Collection entries:

>> BEGIN

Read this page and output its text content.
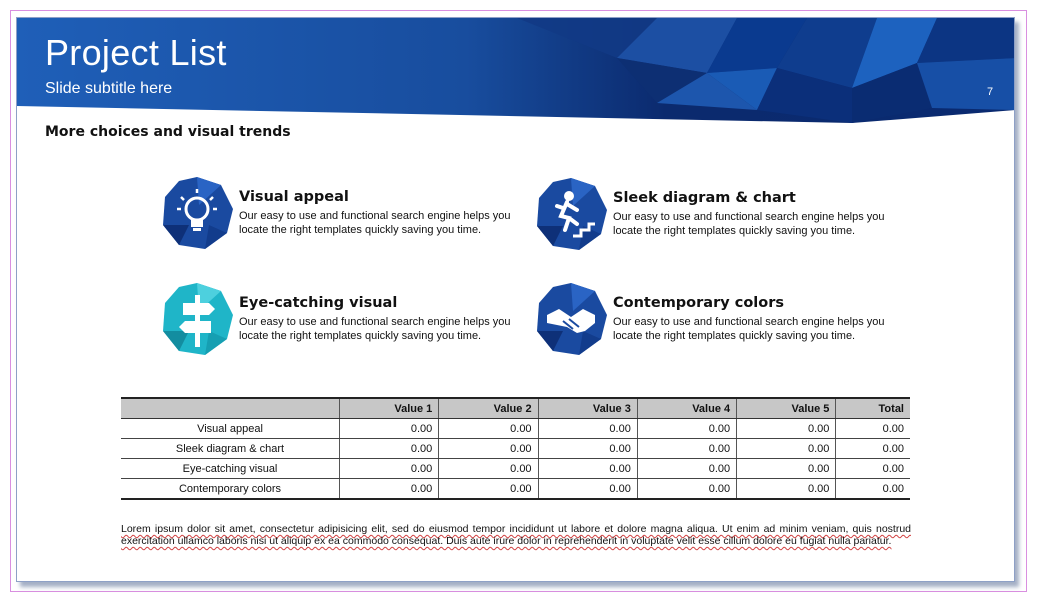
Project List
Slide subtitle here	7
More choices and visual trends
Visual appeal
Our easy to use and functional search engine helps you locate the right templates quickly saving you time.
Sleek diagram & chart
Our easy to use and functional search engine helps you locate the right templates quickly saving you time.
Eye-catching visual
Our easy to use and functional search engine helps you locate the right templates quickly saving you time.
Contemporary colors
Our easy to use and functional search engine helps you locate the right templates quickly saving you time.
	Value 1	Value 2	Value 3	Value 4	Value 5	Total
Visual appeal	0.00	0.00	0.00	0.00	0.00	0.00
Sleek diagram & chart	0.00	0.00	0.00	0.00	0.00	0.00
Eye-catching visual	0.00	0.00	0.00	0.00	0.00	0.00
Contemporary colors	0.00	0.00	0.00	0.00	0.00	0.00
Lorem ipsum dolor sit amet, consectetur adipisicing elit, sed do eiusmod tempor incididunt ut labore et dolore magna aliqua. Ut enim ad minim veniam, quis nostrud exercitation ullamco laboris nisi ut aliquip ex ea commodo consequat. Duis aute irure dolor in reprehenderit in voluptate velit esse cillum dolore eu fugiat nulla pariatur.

>> END
>> BEGIN

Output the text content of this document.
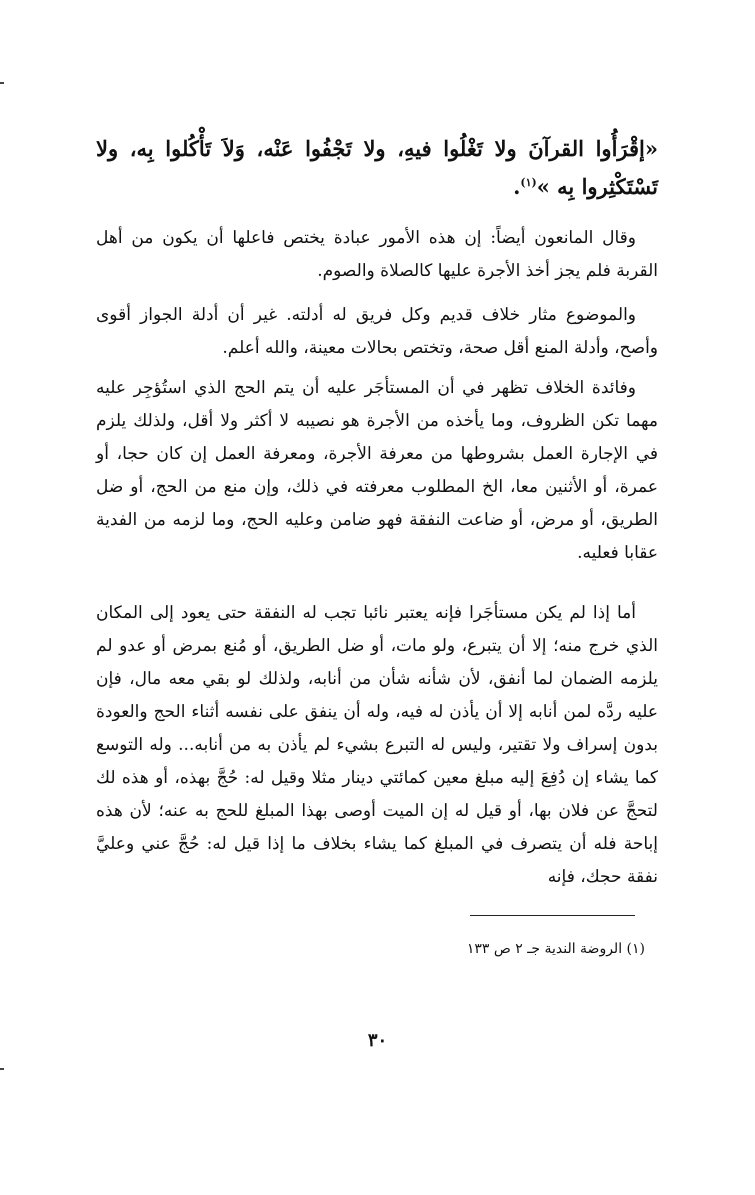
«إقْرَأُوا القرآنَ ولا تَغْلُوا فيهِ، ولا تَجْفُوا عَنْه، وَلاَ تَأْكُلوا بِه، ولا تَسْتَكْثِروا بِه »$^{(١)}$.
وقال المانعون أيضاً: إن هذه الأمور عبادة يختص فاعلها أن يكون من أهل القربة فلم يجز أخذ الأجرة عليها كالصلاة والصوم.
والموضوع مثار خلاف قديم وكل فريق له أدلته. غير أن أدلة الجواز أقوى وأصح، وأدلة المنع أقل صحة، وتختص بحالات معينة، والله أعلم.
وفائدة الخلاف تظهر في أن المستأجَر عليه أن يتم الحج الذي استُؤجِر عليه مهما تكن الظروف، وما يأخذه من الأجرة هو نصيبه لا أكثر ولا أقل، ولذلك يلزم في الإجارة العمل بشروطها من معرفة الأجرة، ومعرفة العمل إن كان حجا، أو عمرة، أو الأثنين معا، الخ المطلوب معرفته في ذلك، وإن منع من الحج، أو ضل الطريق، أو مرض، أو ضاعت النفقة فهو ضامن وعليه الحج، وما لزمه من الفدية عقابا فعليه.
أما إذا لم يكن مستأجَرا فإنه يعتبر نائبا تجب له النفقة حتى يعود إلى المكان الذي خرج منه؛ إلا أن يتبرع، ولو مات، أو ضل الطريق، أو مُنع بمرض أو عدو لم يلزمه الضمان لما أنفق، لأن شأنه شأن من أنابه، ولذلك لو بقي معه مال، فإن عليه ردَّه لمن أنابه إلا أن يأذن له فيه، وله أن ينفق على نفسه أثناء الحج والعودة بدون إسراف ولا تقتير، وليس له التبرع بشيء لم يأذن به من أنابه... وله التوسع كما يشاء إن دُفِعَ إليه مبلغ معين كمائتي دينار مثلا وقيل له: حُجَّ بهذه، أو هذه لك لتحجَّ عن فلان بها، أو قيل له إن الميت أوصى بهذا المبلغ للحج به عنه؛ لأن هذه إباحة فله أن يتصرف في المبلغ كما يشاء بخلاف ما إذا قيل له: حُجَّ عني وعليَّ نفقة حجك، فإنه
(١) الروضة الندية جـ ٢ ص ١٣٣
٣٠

>> END
>> BEGIN

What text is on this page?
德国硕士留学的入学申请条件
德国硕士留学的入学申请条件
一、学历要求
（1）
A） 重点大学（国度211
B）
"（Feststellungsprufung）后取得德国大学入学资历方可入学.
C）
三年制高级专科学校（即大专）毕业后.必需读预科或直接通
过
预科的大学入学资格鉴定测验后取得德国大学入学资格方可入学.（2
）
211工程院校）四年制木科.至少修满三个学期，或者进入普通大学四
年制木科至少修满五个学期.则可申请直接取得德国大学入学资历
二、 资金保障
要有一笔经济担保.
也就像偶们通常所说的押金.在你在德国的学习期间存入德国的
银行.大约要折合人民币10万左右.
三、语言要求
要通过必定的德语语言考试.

>> END

Your objective: Extract, from the material above, each line holding the word "chart".

Response to the exercise:
Sleek diagram & chart
Sleek diagram & chart	0.00	0.00	0.00	0.00	0.00	0.00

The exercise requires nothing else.